TASK DETAILS - Please restate the following records word for word.

* Start RECORDS SHOWN *

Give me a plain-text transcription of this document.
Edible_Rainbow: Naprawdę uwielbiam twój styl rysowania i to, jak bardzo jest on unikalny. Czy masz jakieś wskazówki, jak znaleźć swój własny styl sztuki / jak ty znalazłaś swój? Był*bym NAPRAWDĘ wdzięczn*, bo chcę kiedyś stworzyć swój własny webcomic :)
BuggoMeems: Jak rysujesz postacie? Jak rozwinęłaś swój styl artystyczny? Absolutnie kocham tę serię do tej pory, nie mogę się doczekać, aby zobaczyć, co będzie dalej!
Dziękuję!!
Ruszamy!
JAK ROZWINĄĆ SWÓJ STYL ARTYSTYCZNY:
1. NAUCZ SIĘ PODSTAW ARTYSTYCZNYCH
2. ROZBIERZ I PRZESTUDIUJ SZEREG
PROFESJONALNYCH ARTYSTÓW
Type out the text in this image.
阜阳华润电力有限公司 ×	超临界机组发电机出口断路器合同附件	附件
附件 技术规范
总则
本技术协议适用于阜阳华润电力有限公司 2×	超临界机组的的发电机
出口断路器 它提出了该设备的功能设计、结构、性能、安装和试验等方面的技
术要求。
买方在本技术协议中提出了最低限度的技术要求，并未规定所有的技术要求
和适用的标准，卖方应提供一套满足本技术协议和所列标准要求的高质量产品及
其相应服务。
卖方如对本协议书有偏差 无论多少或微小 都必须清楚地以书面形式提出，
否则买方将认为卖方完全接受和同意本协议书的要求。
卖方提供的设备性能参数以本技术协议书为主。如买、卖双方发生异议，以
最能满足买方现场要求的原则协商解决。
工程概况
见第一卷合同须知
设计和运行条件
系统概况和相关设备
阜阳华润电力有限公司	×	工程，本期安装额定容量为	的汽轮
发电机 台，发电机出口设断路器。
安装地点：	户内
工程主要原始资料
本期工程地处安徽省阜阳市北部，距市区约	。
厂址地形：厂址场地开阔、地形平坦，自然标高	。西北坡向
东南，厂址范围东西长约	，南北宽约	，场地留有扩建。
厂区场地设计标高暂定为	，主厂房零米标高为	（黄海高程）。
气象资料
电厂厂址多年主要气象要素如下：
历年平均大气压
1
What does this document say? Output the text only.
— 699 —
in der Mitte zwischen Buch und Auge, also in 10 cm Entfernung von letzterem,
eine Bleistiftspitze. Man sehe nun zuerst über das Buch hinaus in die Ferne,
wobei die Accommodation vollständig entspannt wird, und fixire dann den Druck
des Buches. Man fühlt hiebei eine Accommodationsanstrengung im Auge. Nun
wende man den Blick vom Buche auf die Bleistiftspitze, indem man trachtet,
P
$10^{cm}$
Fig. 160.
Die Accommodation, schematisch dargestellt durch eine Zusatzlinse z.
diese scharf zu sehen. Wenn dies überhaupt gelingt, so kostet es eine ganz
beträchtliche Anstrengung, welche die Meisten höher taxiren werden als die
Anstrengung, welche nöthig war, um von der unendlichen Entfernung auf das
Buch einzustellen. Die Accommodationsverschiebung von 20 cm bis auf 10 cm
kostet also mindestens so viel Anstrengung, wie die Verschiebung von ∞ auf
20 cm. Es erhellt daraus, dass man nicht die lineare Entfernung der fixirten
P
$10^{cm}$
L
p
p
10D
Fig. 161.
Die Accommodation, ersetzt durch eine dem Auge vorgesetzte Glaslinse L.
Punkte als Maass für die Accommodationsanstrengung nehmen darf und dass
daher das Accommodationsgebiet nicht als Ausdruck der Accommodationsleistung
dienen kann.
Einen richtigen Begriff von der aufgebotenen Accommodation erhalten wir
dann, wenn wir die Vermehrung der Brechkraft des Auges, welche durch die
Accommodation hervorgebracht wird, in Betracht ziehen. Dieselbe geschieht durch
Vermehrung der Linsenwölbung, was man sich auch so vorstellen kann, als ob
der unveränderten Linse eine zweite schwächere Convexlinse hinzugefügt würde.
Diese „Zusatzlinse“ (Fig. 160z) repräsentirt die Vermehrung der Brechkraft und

* End RECORDS SHOWN *

RESPONSE -
Give me a plain-text transcription of this document.
Edible_Rainbow: Naprawdę uwielbiam twój styl rysowania i to, jak bardzo jest on unikalny. Czy masz jakieś wskazówki, jak znaleźć swój własny styl sztuki / jak ty znalazłaś swój? Był*bym NAPRAWDĘ wdzięczn*, bo chcę kiedyś stworzyć swój własny webcomic :)
BuggoMeems: Jak rysujesz postacie? Jak rozwinęłaś swój styl artystyczny? Absolutnie kocham tę serię do tej pory, nie mogę się doczekać, aby zobaczyć, co będzie dalej!
Dziękuję!!
Ruszamy!
JAK ROZWINĄĆ SWÓJ STYL ARTYSTYCZNY:
1. NAUCZ SIĘ PODSTAW ARTYSTYCZNYCH
2. ROZBIERZ I PRZESTUDIUJ SZEREG
PROFESJONALNYCH ARTYSTÓW
Type out the text in this image.
阜阳华润电力有限公司 ×	超临界机组发电机出口断路器合同附件	附件
附件 技术规范
总则
本技术协议适用于阜阳华润电力有限公司 2×	超临界机组的的发电机
出口断路器 它提出了该设备的功能设计、结构、性能、安装和试验等方面的技
术要求。
买方在本技术协议中提出了最低限度的技术要求，并未规定所有的技术要求
和适用的标准，卖方应提供一套满足本技术协议和所列标准要求的高质量产品及
其相应服务。
卖方如对本协议书有偏差 无论多少或微小 都必须清楚地以书面形式提出，
否则买方将认为卖方完全接受和同意本协议书的要求。
卖方提供的设备性能参数以本技术协议书为主。如买、卖双方发生异议，以
最能满足买方现场要求的原则协商解决。
工程概况
见第一卷合同须知
设计和运行条件
系统概况和相关设备
阜阳华润电力有限公司	×	工程，本期安装额定容量为	的汽轮
发电机 台，发电机出口设断路器。
安装地点：	户内
工程主要原始资料
本期工程地处安徽省阜阳市北部，距市区约	。
厂址地形：厂址场地开阔、地形平坦，自然标高	。西北坡向
东南，厂址范围东西长约	，南北宽约	，场地留有扩建。
厂区场地设计标高暂定为	，主厂房零米标高为	（黄海高程）。
气象资料
电厂厂址多年主要气象要素如下：
历年平均大气压
1
What does this document say? Output the text only.
— 699 —
in der Mitte zwischen Buch und Auge, also in 10 cm Entfernung von letzterem,
eine Bleistiftspitze. Man sehe nun zuerst über das Buch hinaus in die Ferne,
wobei die Accommodation vollständig entspannt wird, und fixire dann den Druck
des Buches. Man fühlt hiebei eine Accommodationsanstrengung im Auge. Nun
wende man den Blick vom Buche auf die Bleistiftspitze, indem man trachtet,
P
$10^{cm}$
Fig. 160.
Die Accommodation, schematisch dargestellt durch eine Zusatzlinse z.
diese scharf zu sehen. Wenn dies überhaupt gelingt, so kostet es eine ganz
beträchtliche Anstrengung, welche die Meisten höher taxiren werden als die
Anstrengung, welche nöthig war, um von der unendlichen Entfernung auf das
Buch einzustellen. Die Accommodationsverschiebung von 20 cm bis auf 10 cm
kostet also mindestens so viel Anstrengung, wie die Verschiebung von ∞ auf
20 cm. Es erhellt daraus, dass man nicht die lineare Entfernung der fixirten
P
$10^{cm}$
L
p
p
10D
Fig. 161.
Die Accommodation, ersetzt durch eine dem Auge vorgesetzte Glaslinse L.
Punkte als Maass für die Accommodationsanstrengung nehmen darf und dass
daher das Accommodationsgebiet nicht als Ausdruck der Accommodationsleistung
dienen kann.
Einen richtigen Begriff von der aufgebotenen Accommodation erhalten wir
dann, wenn wir die Vermehrung der Brechkraft des Auges, welche durch die
Accommodation hervorgebracht wird, in Betracht ziehen. Dieselbe geschieht durch
Vermehrung der Linsenwölbung, was man sich auch so vorstellen kann, als ob
der unveränderten Linse eine zweite schwächere Convexlinse hinzugefügt würde.
Diese „Zusatzlinse“ (Fig. 160z) repräsentirt die Vermehrung der Brechkraft und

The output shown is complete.